§ What to do: Write out the whole listing again, exactly as given.

§ Recorded information:
········

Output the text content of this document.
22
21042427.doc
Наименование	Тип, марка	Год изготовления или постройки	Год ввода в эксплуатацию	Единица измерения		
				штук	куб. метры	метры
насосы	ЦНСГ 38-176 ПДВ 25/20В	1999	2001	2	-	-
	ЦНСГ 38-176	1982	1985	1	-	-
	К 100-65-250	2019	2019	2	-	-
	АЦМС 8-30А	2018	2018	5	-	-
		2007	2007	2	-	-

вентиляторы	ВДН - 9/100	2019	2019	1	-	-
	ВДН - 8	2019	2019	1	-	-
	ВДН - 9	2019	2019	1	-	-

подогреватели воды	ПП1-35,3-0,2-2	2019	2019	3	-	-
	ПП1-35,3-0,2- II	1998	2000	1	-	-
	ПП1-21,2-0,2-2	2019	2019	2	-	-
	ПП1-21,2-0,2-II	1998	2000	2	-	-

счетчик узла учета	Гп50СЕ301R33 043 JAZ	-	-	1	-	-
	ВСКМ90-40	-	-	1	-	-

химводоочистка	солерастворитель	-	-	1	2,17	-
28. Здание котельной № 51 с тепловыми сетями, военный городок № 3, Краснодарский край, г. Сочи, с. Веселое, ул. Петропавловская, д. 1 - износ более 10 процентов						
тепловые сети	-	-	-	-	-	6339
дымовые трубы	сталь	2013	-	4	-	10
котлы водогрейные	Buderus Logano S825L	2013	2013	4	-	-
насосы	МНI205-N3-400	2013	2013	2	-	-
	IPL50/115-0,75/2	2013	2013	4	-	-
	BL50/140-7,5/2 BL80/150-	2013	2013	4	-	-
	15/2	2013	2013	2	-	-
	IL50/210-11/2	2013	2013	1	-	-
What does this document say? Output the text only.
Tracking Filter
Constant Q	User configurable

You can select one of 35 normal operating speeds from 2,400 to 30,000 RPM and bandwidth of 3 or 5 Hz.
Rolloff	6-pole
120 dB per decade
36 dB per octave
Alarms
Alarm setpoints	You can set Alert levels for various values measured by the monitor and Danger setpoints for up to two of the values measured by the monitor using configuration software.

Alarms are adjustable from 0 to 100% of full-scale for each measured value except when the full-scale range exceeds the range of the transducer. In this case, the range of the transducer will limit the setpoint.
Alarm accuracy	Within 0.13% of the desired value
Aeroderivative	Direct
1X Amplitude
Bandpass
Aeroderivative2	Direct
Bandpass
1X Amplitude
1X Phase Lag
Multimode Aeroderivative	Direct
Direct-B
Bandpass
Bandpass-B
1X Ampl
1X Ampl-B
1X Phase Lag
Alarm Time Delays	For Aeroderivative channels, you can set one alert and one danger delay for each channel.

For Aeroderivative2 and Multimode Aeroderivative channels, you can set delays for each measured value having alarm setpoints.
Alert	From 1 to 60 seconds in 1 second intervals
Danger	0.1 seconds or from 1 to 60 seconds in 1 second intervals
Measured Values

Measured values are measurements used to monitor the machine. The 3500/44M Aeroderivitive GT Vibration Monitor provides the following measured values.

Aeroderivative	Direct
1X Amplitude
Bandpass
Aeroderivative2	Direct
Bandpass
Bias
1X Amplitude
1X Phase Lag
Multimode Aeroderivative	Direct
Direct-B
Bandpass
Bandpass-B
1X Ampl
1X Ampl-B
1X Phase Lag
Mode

········

§ Answer for this exercise:
Output the text content of this document.
22
21042427.doc
Наименование	Тип, марка	Год изготовления или постройки	Год ввода в эксплуатацию	Единица измерения		
				штук	куб. метры	метры
насосы	ЦНСГ 38-176 ПДВ 25/20В	1999	2001	2	-	-
	ЦНСГ 38-176	1982	1985	1	-	-
	К 100-65-250	2019	2019	2	-	-
	АЦМС 8-30А	2018	2018	5	-	-
		2007	2007	2	-	-

вентиляторы	ВДН - 9/100	2019	2019	1	-	-
	ВДН - 8	2019	2019	1	-	-
	ВДН - 9	2019	2019	1	-	-

подогреватели воды	ПП1-35,3-0,2-2	2019	2019	3	-	-
	ПП1-35,3-0,2- II	1998	2000	1	-	-
	ПП1-21,2-0,2-2	2019	2019	2	-	-
	ПП1-21,2-0,2-II	1998	2000	2	-	-

счетчик узла учета	Гп50СЕ301R33 043 JAZ	-	-	1	-	-
	ВСКМ90-40	-	-	1	-	-

химводоочистка	солерастворитель	-	-	1	2,17	-
28. Здание котельной № 51 с тепловыми сетями, военный городок № 3, Краснодарский край, г. Сочи, с. Веселое, ул. Петропавловская, д. 1 - износ более 10 процентов						
тепловые сети	-	-	-	-	-	6339
дымовые трубы	сталь	2013	-	4	-	10
котлы водогрейные	Buderus Logano S825L	2013	2013	4	-	-
насосы	МНI205-N3-400	2013	2013	2	-	-
	IPL50/115-0,75/2	2013	2013	4	-	-
	BL50/140-7,5/2 BL80/150-	2013	2013	4	-	-
	15/2	2013	2013	2	-	-
	IL50/210-11/2	2013	2013	1	-	-
What does this document say? Output the text only.
Tracking Filter
Constant Q	User configurable

You can select one of 35 normal operating speeds from 2,400 to 30,000 RPM and bandwidth of 3 or 5 Hz.
Rolloff	6-pole
120 dB per decade
36 dB per octave
Alarms
Alarm setpoints	You can set Alert levels for various values measured by the monitor and Danger setpoints for up to two of the values measured by the monitor using configuration software.

Alarms are adjustable from 0 to 100% of full-scale for each measured value except when the full-scale range exceeds the range of the transducer. In this case, the range of the transducer will limit the setpoint.
Alarm accuracy	Within 0.13% of the desired value
Aeroderivative	Direct
1X Amplitude
Bandpass
Aeroderivative2	Direct
Bandpass
1X Amplitude
1X Phase Lag
Multimode Aeroderivative	Direct
Direct-B
Bandpass
Bandpass-B
1X Ampl
1X Ampl-B
1X Phase Lag
Alarm Time Delays	For Aeroderivative channels, you can set one alert and one danger delay for each channel.

For Aeroderivative2 and Multimode Aeroderivative channels, you can set delays for each measured value having alarm setpoints.
Alert	From 1 to 60 seconds in 1 second intervals
Danger	0.1 seconds or from 1 to 60 seconds in 1 second intervals
Measured Values

Measured values are measurements used to monitor the machine. The 3500/44M Aeroderivitive GT Vibration Monitor provides the following measured values.

Aeroderivative	Direct
1X Amplitude
Bandpass
Aeroderivative2	Direct
Bandpass
Bias
1X Amplitude
1X Phase Lag
Multimode Aeroderivative	Direct
Direct-B
Bandpass
Bandpass-B
1X Ampl
1X Ampl-B
1X Phase Lag
Mode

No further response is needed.